• [TEXT EXTRACT]
Hello first thing first forgives me if I have mistakes in my English, I am beginner in c++ and I need help with this problem please
//global variables
int RangeOfArray;
int arr[RangeOfArray-1]; // error: array bound is not an integer constant before ']' token
void functionOne(){} // I need to access the array here.
void functionTwo(){} // as well here.
int main (){
cout<<"Type the length number of the array : ";
cin >> RangeOfArray;`
}
As you can see I need the array (arr) everywhere in my program but I can't why? I don't know
An array needs a size that can be known at compile time. RangeOfArray is not known at compile time. Also, you are declaring the array and then trying to assign a size to it, which is not possible. You'll need dynamic arrays for this purpose:
#include <iostream>
int RangeOfArray;
int* arr;
int main() {
std::cout << "Type the length number of the array : ";
std::cin >> RangeOfArray;
arr = new int[RangeOfArray];
}
..or preferably, std::vector:
#include <iostream>
#include <vector>
int main() {
std::cout << "Type the length number of the array : ";
int vec_size; std::cin >> vec_size;
std::vector<int> vec;
vec.resize(vec_size);
}
Any of the 2 options work.
In these declarations
//global variables
int RangeOfArray;
int arr[RangeOfArray-1]; // error: array bound is not an integer constant before ']' token
there is declared the global variable RangeOfArray that is implicitly initialized by zero and then there is declared the variable length array arr with the size -1 that is implicitly converted to the maximum value of the type size_t due to the usual arithmetic conversions because in C++ an expression that specifies a size of an array in its declaration is converted to the type size_t.

Item position listing
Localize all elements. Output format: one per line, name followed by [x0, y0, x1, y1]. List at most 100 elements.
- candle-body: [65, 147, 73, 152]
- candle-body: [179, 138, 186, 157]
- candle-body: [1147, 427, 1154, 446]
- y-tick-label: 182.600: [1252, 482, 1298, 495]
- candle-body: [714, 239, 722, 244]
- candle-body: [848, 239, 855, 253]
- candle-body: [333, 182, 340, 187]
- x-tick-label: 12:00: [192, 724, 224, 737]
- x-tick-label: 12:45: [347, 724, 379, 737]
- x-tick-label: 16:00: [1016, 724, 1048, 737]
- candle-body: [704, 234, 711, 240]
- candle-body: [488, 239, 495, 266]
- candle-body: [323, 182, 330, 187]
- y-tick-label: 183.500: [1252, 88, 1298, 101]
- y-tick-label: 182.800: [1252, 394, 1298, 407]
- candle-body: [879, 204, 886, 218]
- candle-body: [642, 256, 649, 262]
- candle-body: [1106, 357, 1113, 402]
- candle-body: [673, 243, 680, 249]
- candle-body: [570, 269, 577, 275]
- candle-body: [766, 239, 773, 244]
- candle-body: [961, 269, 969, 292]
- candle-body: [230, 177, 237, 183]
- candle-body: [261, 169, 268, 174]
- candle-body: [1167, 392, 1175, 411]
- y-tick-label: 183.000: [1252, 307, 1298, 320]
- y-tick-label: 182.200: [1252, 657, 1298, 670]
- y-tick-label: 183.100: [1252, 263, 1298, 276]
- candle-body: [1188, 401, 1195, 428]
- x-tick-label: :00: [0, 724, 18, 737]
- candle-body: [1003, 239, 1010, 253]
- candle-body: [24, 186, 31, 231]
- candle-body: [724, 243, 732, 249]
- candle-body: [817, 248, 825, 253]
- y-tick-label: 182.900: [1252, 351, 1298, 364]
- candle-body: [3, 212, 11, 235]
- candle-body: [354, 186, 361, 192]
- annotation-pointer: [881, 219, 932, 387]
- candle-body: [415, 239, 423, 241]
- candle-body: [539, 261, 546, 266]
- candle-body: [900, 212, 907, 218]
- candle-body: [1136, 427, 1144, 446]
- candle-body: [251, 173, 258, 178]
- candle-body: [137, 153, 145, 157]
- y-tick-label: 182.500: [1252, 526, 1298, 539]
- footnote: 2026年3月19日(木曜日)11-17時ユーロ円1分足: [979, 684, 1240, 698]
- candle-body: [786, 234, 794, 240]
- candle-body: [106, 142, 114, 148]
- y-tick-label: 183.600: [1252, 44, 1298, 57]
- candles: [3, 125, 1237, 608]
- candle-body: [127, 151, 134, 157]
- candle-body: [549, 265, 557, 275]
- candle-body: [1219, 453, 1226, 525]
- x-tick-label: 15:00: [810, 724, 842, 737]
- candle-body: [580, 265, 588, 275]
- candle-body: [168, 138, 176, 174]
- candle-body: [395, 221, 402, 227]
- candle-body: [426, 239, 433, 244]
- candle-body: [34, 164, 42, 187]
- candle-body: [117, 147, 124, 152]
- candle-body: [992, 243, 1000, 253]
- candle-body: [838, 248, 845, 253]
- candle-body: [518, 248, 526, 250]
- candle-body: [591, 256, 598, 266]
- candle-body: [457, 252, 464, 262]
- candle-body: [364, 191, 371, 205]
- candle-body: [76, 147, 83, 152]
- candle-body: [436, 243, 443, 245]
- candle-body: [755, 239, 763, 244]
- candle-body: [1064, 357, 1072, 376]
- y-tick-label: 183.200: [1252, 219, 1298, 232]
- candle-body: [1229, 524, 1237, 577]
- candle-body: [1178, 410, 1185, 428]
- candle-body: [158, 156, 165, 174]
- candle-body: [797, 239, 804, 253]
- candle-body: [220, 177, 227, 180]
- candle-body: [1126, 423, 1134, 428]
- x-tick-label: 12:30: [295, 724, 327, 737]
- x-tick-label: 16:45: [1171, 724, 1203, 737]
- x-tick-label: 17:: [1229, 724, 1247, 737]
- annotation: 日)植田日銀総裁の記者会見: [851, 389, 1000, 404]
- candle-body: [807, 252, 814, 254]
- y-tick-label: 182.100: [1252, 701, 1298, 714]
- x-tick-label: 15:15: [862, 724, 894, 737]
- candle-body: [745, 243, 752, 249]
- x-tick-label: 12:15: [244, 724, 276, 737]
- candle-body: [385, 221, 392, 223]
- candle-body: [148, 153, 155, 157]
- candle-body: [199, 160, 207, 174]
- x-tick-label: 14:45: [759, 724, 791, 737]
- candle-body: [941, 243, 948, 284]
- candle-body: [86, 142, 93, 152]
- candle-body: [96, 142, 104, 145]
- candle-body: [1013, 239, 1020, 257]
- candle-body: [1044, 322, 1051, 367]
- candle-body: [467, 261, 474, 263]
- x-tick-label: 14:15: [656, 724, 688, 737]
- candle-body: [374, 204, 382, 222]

• [PROBLEMS TO SOLVE]
1. Can you give the listing from its first line through the line containing "- candle-body: [848, 239, 855, 253]" as a numbered list, leaving out any blank lines?
2. Could you carry the C++ global-array thread further from the point where it stops?

• [SOLVED TASKS]
1.
1. Localize all elements. Output format: one per line, name followed by [x0, y0, x1, y1]. List at most 100 elements.
2. - candle-body: [65, 147, 73, 152]
3. - candle-body: [179, 138, 186, 157]
4. - candle-body: [1147, 427, 1154, 446]
5. - y-tick-label: 182.600: [1252, 482, 1298, 495]
6. - candle-body: [714, 239, 722, 244]
7. - candle-body: [848, 239, 855, 253]

2.
For starters variable length arrays is not a standard C++ feature. And moreover you may not declare a variable length array with static storage duration.
And secondly using the expression -1 as the size of an array does not make a sense.
If you need a global variable that simulates an array then use the standard container std::vector<int>.
For example
#include <iostream>
#include <vector>
//global variables
std::vector<int> arr;
void functionOne(){ /* ... */ } // I need to access the array here.
void functionTwo(){ /* ... */ } // as well here.
int main()
{
size_t RangeOfArray;
std::cout<<"Type the length number of the array : ";
std::cin >> RangeOfArray;`
arr.resize( RangeOfArray );
//...
}
The vector provides member function size that reports the current number of elements stored in the vector. So you need not to make the variable RangeOfArray global.
Pay attention to that it is not a good idea to use global variables.
So you could declare the vector in main and pass it by reference to functions where it is required.
why [I cannot use the array]?
The error message that you quoted explains why:
error: array bound is not an integer constant before ']' token
The size of an array must be compile time constant. RangeOfArray-1 is not compile time constant. Hence it cannot be used as the size of an array.
If you want to create an array whose size is determined at runtime, you must use dynamic storage. Simplest solution is to use std::vector from the standard library.
Another issue is that you try to use the variable before it has been assigned a value (although it has been zero-initialised). That approach doesn't work in imperative programming languages such as C++. You must assign a value before you can access it.
Mistake 1
In standard C++, the size of an array must be a compile time constant. So when you wrote:
int RangeOfArray;
int arr[RangeOfArray-1]; //not standard c++
The statement int arr[RangeOfArray-1]; is not standard C++ since RangeOfArray - 1 is not a constant expression.
Mistake 2
From Array declarators documentation:
If the expression is a constant expression, it shall have a value greater than zero.
This means even if RangeOfArray was a constant expression, due to static initialization, RangeOfArray will be initialized with 0 and so the expression RangeOfArray - 1 evaluates to the negative integer -1. And according to the above quoted statement, int[-1]; isn't valid.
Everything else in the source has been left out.